>> START Data provided
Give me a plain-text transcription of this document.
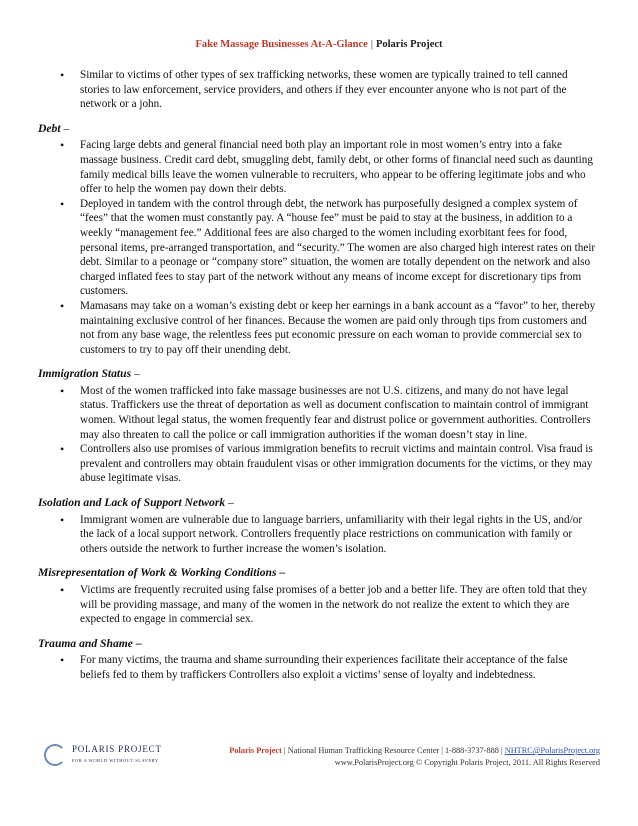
Fake Massage Businesses At-A-Glance | Polaris Project
• Similar to victims of other types of sex trafficking networks, these women are typically trained to tell canned stories to law enforcement, service providers, and others if they ever encounter anyone who is not part of the network or a john.
Debt –
• Facing large debts and general financial need both play an important role in most women’s entry into a fake massage business. Credit card debt, smuggling debt, family debt, or other forms of financial need such as daunting family medical bills leave the women vulnerable to recruiters, who appear to be offering legitimate jobs and who offer to help the women pay down their debts.
• Deployed in tandem with the control through debt, the network has purposefully designed a complex system of “fees” that the women must constantly pay. A “house fee” must be paid to stay at the business, in addition to a weekly “management fee.” Additional fees are also charged to the women including exorbitant fees for food, personal items, pre-arranged transportation, and “security.” The women are also charged high interest rates on their debt. Similar to a peonage or “company store” situation, the women are totally dependent on the network and also charged inflated fees to stay part of the network without any means of income except for discretionary tips from customers.
• Mamasans may take on a woman’s existing debt or keep her earnings in a bank account as a “favor” to her, thereby maintaining exclusive control of her finances. Because the women are paid only through tips from customers and not from any base wage, the relentless fees put economic pressure on each woman to provide commercial sex to customers to try to pay off their unending debt.
Immigration Status –
• Most of the women trafficked into fake massage businesses are not U.S. citizens, and many do not have legal status. Traffickers use the threat of deportation as well as document confiscation to maintain control of immigrant women. Without legal status, the women frequently fear and distrust police or government authorities. Controllers may also threaten to call the police or call immigration authorities if the woman doesn’t stay in line.
• Controllers also use promises of various immigration benefits to recruit victims and maintain control. Visa fraud is prevalent and controllers may obtain fraudulent visas or other immigration documents for the victims, or they may abuse legitimate visas.
Isolation and Lack of Support Network –
• Immigrant women are vulnerable due to language barriers, unfamiliarity with their legal rights in the US, and/or the lack of a local support network. Controllers frequently place restrictions on communication with family or others outside the network to further increase the women’s isolation.
Misrepresentation of Work & Working Conditions –
• Victims are frequently recruited using false promises of a better job and a better life. They are often told that they will be providing massage, and many of the women in the network do not realize the extent to which they are expected to engage in commercial sex.
Trauma and Shame –
• For many victims, the trauma and shame surrounding their experiences facilitate their acceptance of the false beliefs fed to them by traffickers Controllers also exploit a victims’ sense of loyalty and indebtedness.
POLARIS PROJECT
FOR A WORLD WITHOUT SLAVERY
Polaris Project | National Human Trafficking Resource Center | 1-888-3737-888 | NHTRC@PolarisProject.org
www.PolarisProject.org © Copyright Polaris Project, 2011. All Rights Reserved
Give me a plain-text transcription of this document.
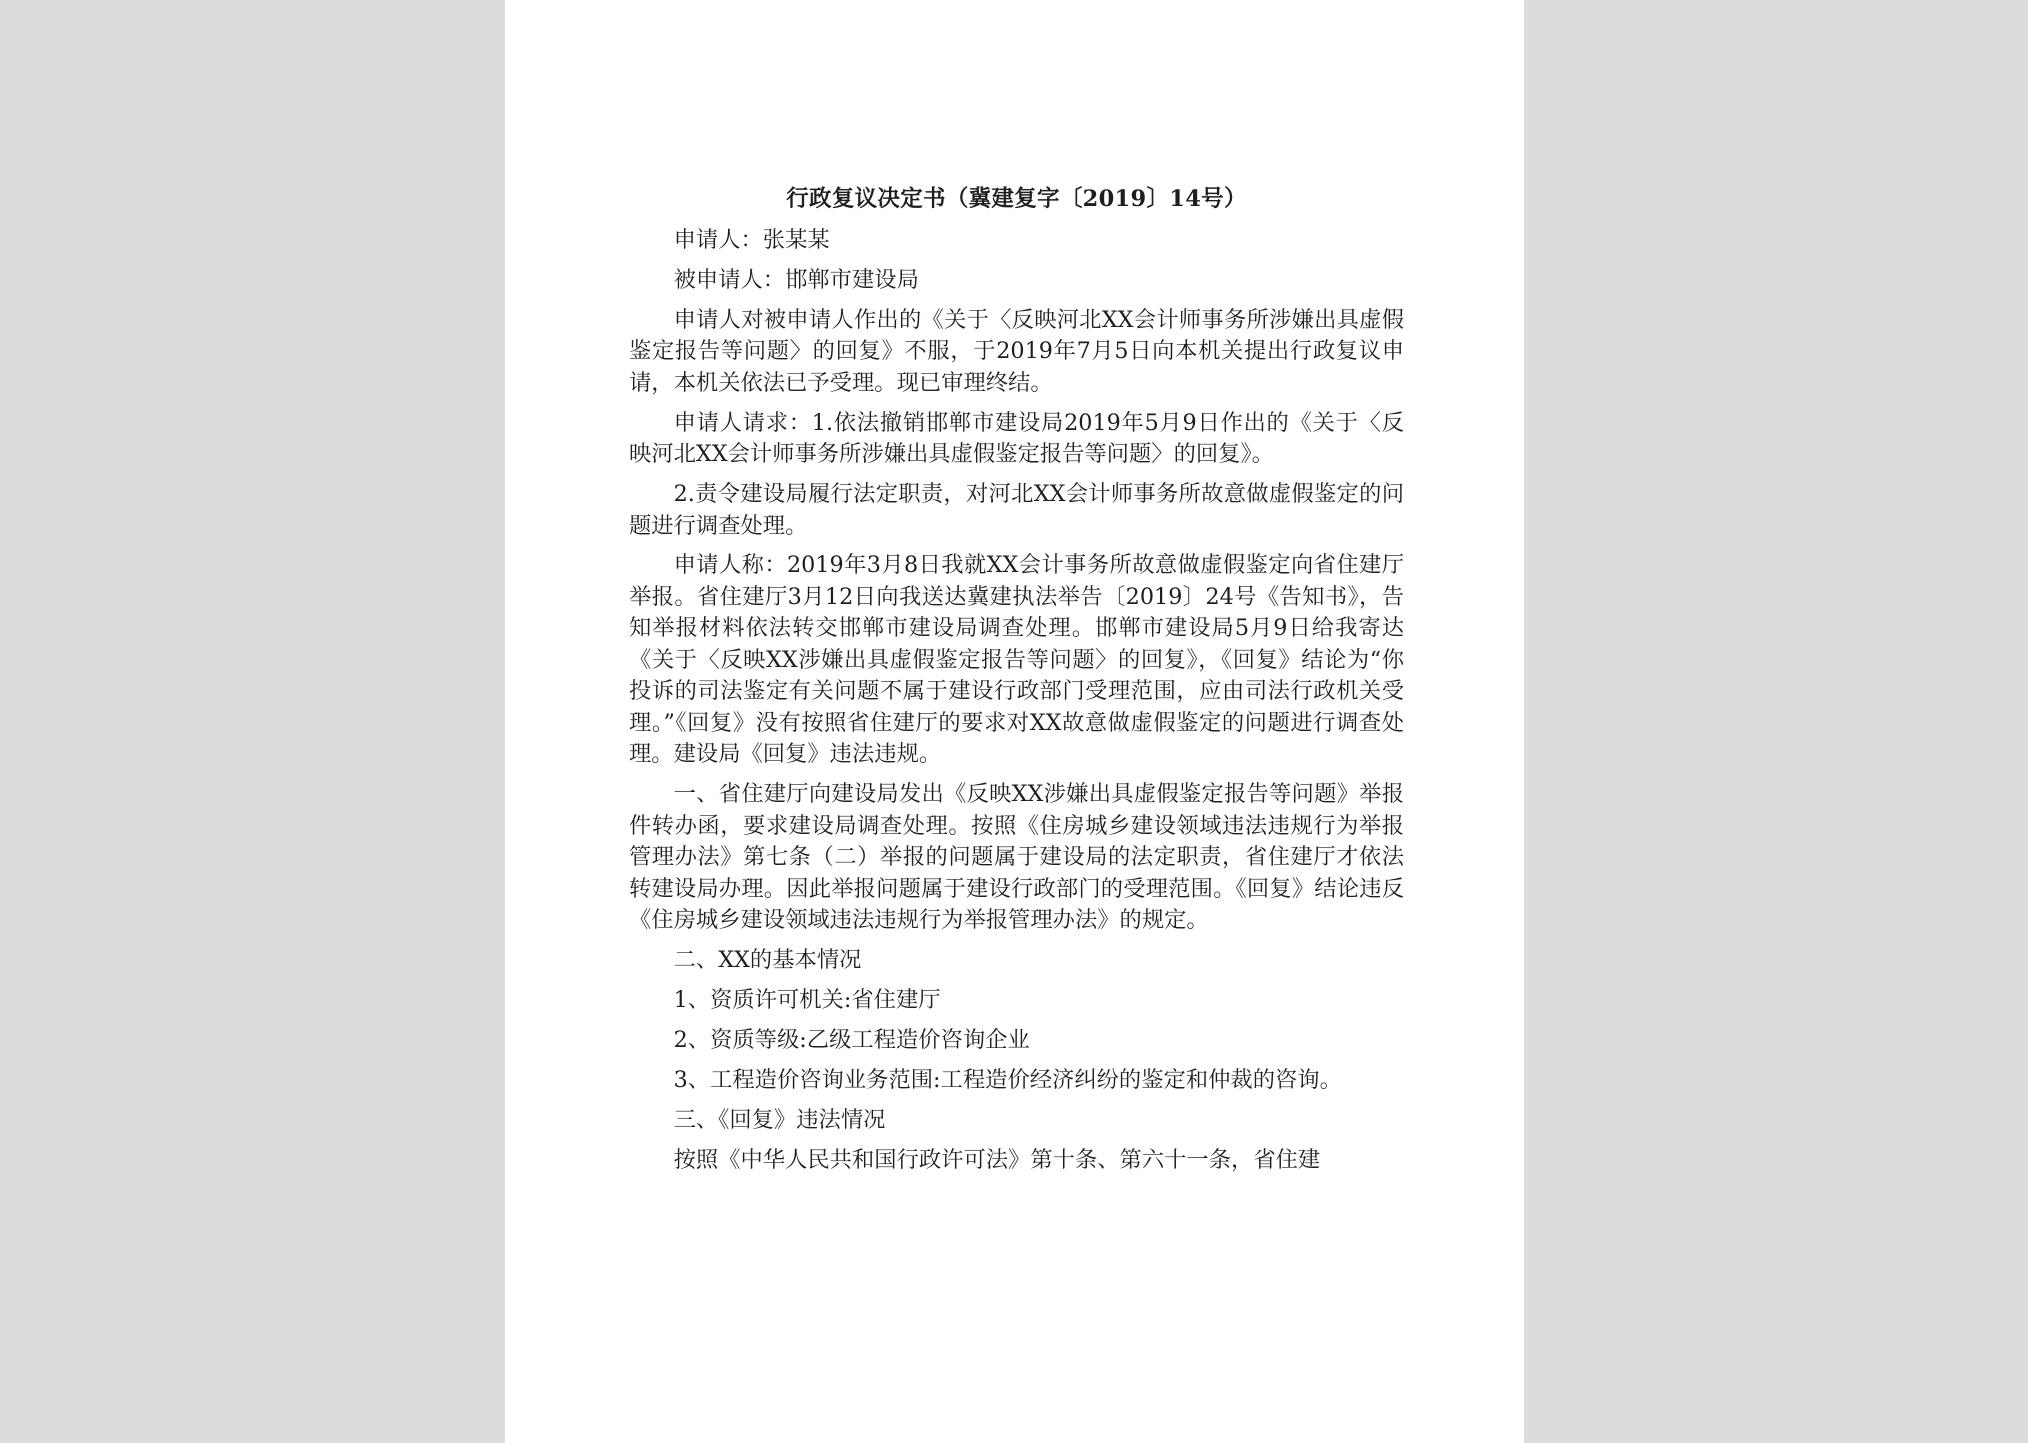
行政复议决定书（冀建复字〔2019〕14号）

申请人：张某某

被申请人：邯郸市建设局

申请人对被申请人作出的《关于〈反映河北XX会计师事务所涉嫌出具虚假鉴定报告等问题〉的回复》不服，于2019年7月5日向本机关提出行政复议申请，本机关依法已予受理。现已审理终结。

申请人请求：1.依法撤销邯郸市建设局2019年5月9日作出的《关于〈反映河北XX会计师事务所涉嫌出具虚假鉴定报告等问题〉的回复》。

2.责令建设局履行法定职责，对河北XX会计师事务所故意做虚假鉴定的问题进行调查处理。

申请人称：2019年3月8日我就XX会计事务所故意做虚假鉴定向省住建厅举报。省住建厅3月12日向我送达冀建执法举告〔2019〕24号《告知书》，告知举报材料依法转交邯郸市建设局调查处理。邯郸市建设局5月9日给我寄达《关于〈反映XX涉嫌出具虚假鉴定报告等问题〉的回复》，《回复》结论为“你投诉的司法鉴定有关问题不属于建设行政部门受理范围，应由司法行政机关受理。”《回复》没有按照省住建厅的要求对XX故意做虚假鉴定的问题进行调查处理。建设局《回复》违法违规。

一、省住建厅向建设局发出《反映XX涉嫌出具虚假鉴定报告等问题》举报件转办函，要求建设局调查处理。按照《住房城乡建设领域违法违规行为举报管理办法》第七条（二）举报的问题属于建设局的法定职责，省住建厅才依法转建设局办理。因此举报问题属于建设行政部门的受理范围。《回复》结论违反《住房城乡建设领域违法违规行为举报管理办法》的规定。

二、XX的基本情况

1、资质许可机关:省住建厅

2、资质等级:乙级工程造价咨询企业

3、工程造价咨询业务范围:工程造价经济纠纷的鉴定和仲裁的咨询。

三、《回复》违法情况

按照《中华人民共和国行政许可法》第十条、第六十一条，省住建
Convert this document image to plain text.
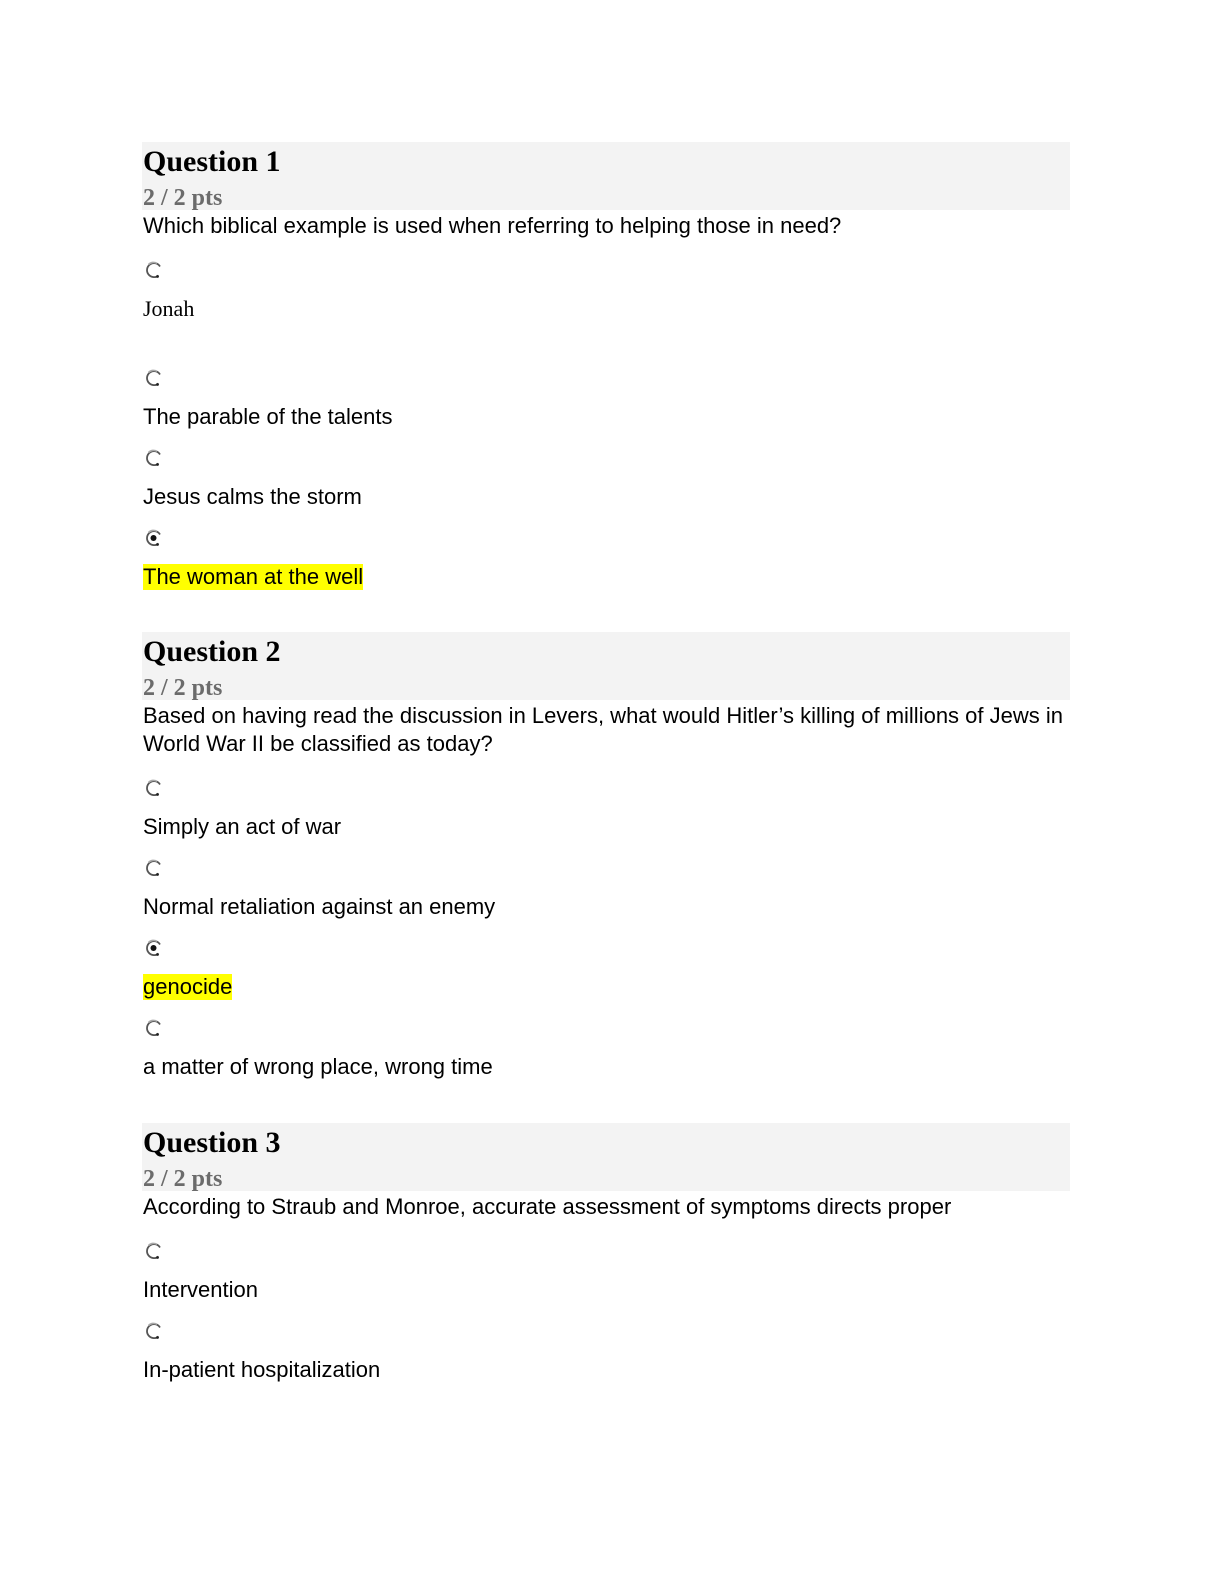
Question 1
2 / 2 pts
Which biblical example is used when referring to helping those in need?
Jonah
The parable of the talents
Jesus calms the storm
The woman at the well
Question 2
2 / 2 pts
Based on having read the discussion in Levers, what would Hitler’s killing of millions of Jews in World War II be classified as today?
Simply an act of war
Normal retaliation against an enemy
genocide
a matter of wrong place, wrong time
Question 3
2 / 2 pts
According to Straub and Monroe, accurate assessment of symptoms directs proper
Intervention
In-patient hospitalization
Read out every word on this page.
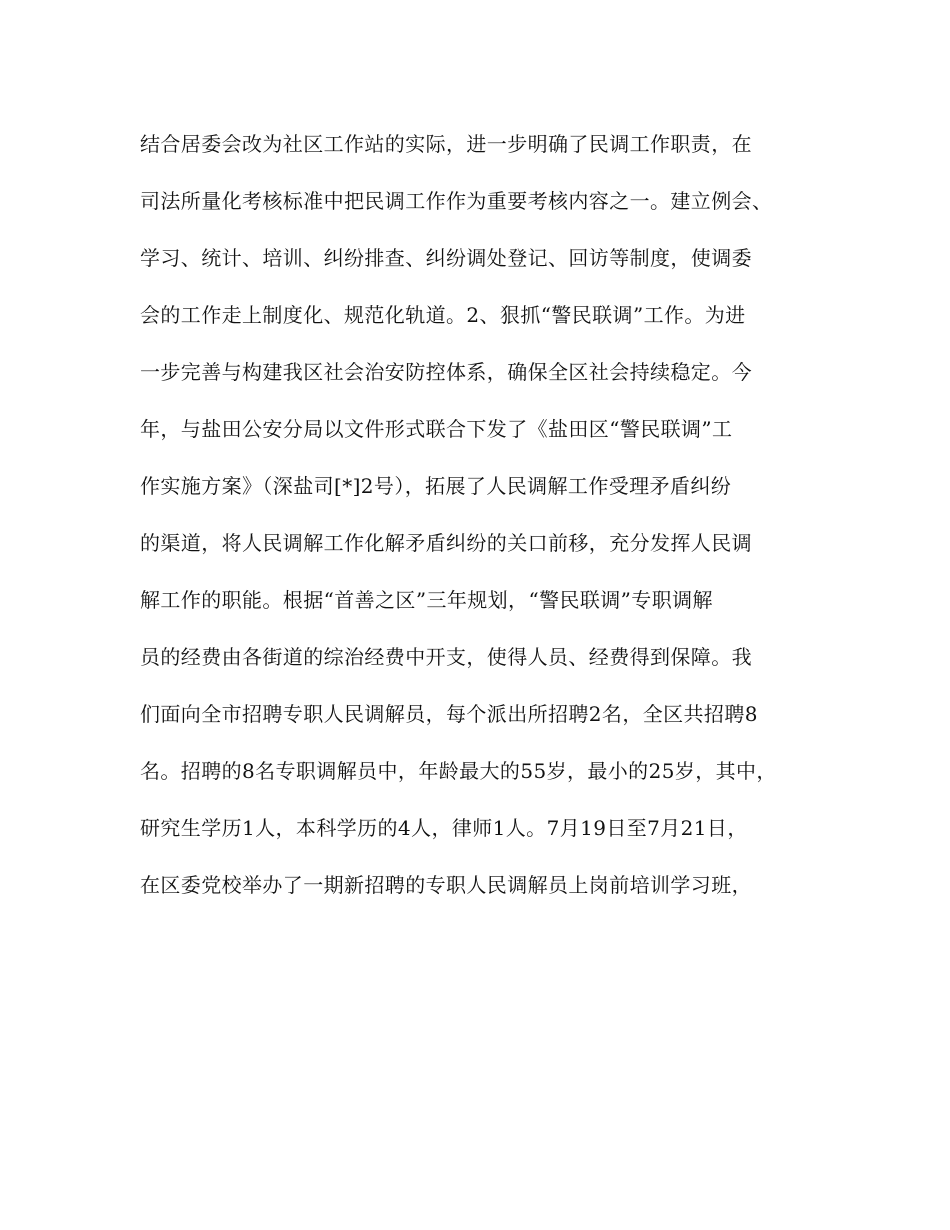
结合居委会改为社区工作站的实际，进一步明确了民调工作职责，在
司法所量化考核标准中把民调工作作为重要考核内容之一。建立例会、
学习、统计、培训、纠纷排查、纠纷调处登记、回访等制度，使调委
会的工作走上制度化、规范化轨道。2、狠抓“警民联调”工作。为进
一步完善与构建我区社会治安防控体系，确保全区社会持续稳定。今
年，与盐田公安分局以文件形式联合下发了《盐田区“警民联调”工
作实施方案》（深盐司[*]2号），拓展了人民调解工作受理矛盾纠纷
的渠道，将人民调解工作化解矛盾纠纷的关口前移，充分发挥人民调
解工作的职能。根据“首善之区”三年规划，“警民联调”专职调解
员的经费由各街道的综治经费中开支，使得人员、经费得到保障。我
们面向全市招聘专职人民调解员，每个派出所招聘2名，全区共招聘8
名。招聘的8名专职调解员中，年龄最大的55岁，最小的25岁，其中，
研究生学历1人，本科学历的4人，律师1人。7月19日至7月21日，
在区委党校举办了一期新招聘的专职人民调解员上岗前培训学习班，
>> END Data provided
◆ Required work ◆
Return each line of the data, keeping its wording exact and omitting pictures.

◆ Full solution ◆
Give me a plain-text transcription of this document.
Fake Massage Businesses At-A-Glance | Polaris Project
• Similar to victims of other types of sex trafficking networks, these women are typically trained to tell canned stories to law enforcement, service providers, and others if they ever encounter anyone who is not part of the network or a john.
Debt –
• Facing large debts and general financial need both play an important role in most women’s entry into a fake massage business. Credit card debt, smuggling debt, family debt, or other forms of financial need such as daunting family medical bills leave the women vulnerable to recruiters, who appear to be offering legitimate jobs and who offer to help the women pay down their debts.
• Deployed in tandem with the control through debt, the network has purposefully designed a complex system of “fees” that the women must constantly pay. A “house fee” must be paid to stay at the business, in addition to a weekly “management fee.” Additional fees are also charged to the women including exorbitant fees for food, personal items, pre-arranged transportation, and “security.” The women are also charged high interest rates on their debt. Similar to a peonage or “company store” situation, the women are totally dependent on the network and also charged inflated fees to stay part of the network without any means of income except for discretionary tips from customers.
• Mamasans may take on a woman’s existing debt or keep her earnings in a bank account as a “favor” to her, thereby maintaining exclusive control of her finances. Because the women are paid only through tips from customers and not from any base wage, the relentless fees put economic pressure on each woman to provide commercial sex to customers to try to pay off their unending debt.
Immigration Status –
• Most of the women trafficked into fake massage businesses are not U.S. citizens, and many do not have legal status. Traffickers use the threat of deportation as well as document confiscation to maintain control of immigrant women. Without legal status, the women frequently fear and distrust police or government authorities. Controllers may also threaten to call the police or call immigration authorities if the woman doesn’t stay in line.
• Controllers also use promises of various immigration benefits to recruit victims and maintain control. Visa fraud is prevalent and controllers may obtain fraudulent visas or other immigration documents for the victims, or they may abuse legitimate visas.
Isolation and Lack of Support Network –
• Immigrant women are vulnerable due to language barriers, unfamiliarity with their legal rights in the US, and/or the lack of a local support network. Controllers frequently place restrictions on communication with family or others outside the network to further increase the women’s isolation.
Misrepresentation of Work & Working Conditions –
• Victims are frequently recruited using false promises of a better job and a better life. They are often told that they will be providing massage, and many of the women in the network do not realize the extent to which they are expected to engage in commercial sex.
Trauma and Shame –
• For many victims, the trauma and shame surrounding their experiences facilitate their acceptance of the false beliefs fed to them by traffickers Controllers also exploit a victims’ sense of loyalty and indebtedness.
POLARIS PROJECT
FOR A WORLD WITHOUT SLAVERY
Polaris Project | National Human Trafficking Resource Center | 1-888-3737-888 | NHTRC@PolarisProject.org
www.PolarisProject.org © Copyright Polaris Project, 2011. All Rights Reserved
Give me a plain-text transcription of this document.
行政复议决定书（冀建复字〔2019〕14号）

申请人：张某某

被申请人：邯郸市建设局

申请人对被申请人作出的《关于〈反映河北XX会计师事务所涉嫌出具虚假鉴定报告等问题〉的回复》不服，于2019年7月5日向本机关提出行政复议申请，本机关依法已予受理。现已审理终结。

申请人请求：1.依法撤销邯郸市建设局2019年5月9日作出的《关于〈反映河北XX会计师事务所涉嫌出具虚假鉴定报告等问题〉的回复》。

2.责令建设局履行法定职责，对河北XX会计师事务所故意做虚假鉴定的问题进行调查处理。

申请人称：2019年3月8日我就XX会计事务所故意做虚假鉴定向省住建厅举报。省住建厅3月12日向我送达冀建执法举告〔2019〕24号《告知书》，告知举报材料依法转交邯郸市建设局调查处理。邯郸市建设局5月9日给我寄达《关于〈反映XX涉嫌出具虚假鉴定报告等问题〉的回复》，《回复》结论为“你投诉的司法鉴定有关问题不属于建设行政部门受理范围，应由司法行政机关受理。”《回复》没有按照省住建厅的要求对XX故意做虚假鉴定的问题进行调查处理。建设局《回复》违法违规。

一、省住建厅向建设局发出《反映XX涉嫌出具虚假鉴定报告等问题》举报件转办函，要求建设局调查处理。按照《住房城乡建设领域违法违规行为举报管理办法》第七条（二）举报的问题属于建设局的法定职责，省住建厅才依法转建设局办理。因此举报问题属于建设行政部门的受理范围。《回复》结论违反《住房城乡建设领域违法违规行为举报管理办法》的规定。

二、XX的基本情况

1、资质许可机关:省住建厅

2、资质等级:乙级工程造价咨询企业

3、工程造价咨询业务范围:工程造价经济纠纷的鉴定和仲裁的咨询。

三、《回复》违法情况

按照《中华人民共和国行政许可法》第十条、第六十一条，省住建
Convert this document image to plain text.
Question 1
2 / 2 pts
Which biblical example is used when referring to helping those in need?
Jonah
The parable of the talents
Jesus calms the storm
The woman at the well
Question 2
2 / 2 pts
Based on having read the discussion in Levers, what would Hitler’s killing of millions of Jews in World War II be classified as today?
Simply an act of war
Normal retaliation against an enemy
genocide
a matter of wrong place, wrong time
Question 3
2 / 2 pts
According to Straub and Monroe, accurate assessment of symptoms directs proper
Intervention
In-patient hospitalization
Read out every word on this page.
结合居委会改为社区工作站的实际，进一步明确了民调工作职责，在
司法所量化考核标准中把民调工作作为重要考核内容之一。建立例会、
学习、统计、培训、纠纷排查、纠纷调处登记、回访等制度，使调委
会的工作走上制度化、规范化轨道。2、狠抓“警民联调”工作。为进
一步完善与构建我区社会治安防控体系，确保全区社会持续稳定。今
年，与盐田公安分局以文件形式联合下发了《盐田区“警民联调”工
作实施方案》（深盐司[*]2号），拓展了人民调解工作受理矛盾纠纷
的渠道，将人民调解工作化解矛盾纠纷的关口前移，充分发挥人民调
解工作的职能。根据“首善之区”三年规划，“警民联调”专职调解
员的经费由各街道的综治经费中开支，使得人员、经费得到保障。我
们面向全市招聘专职人民调解员，每个派出所招聘2名，全区共招聘8
名。招聘的8名专职调解员中，年龄最大的55岁，最小的25岁，其中，
研究生学历1人，本科学历的4人，律师1人。7月19日至7月21日，
在区委党校举办了一期新招聘的专职人民调解员上岗前培训学习班，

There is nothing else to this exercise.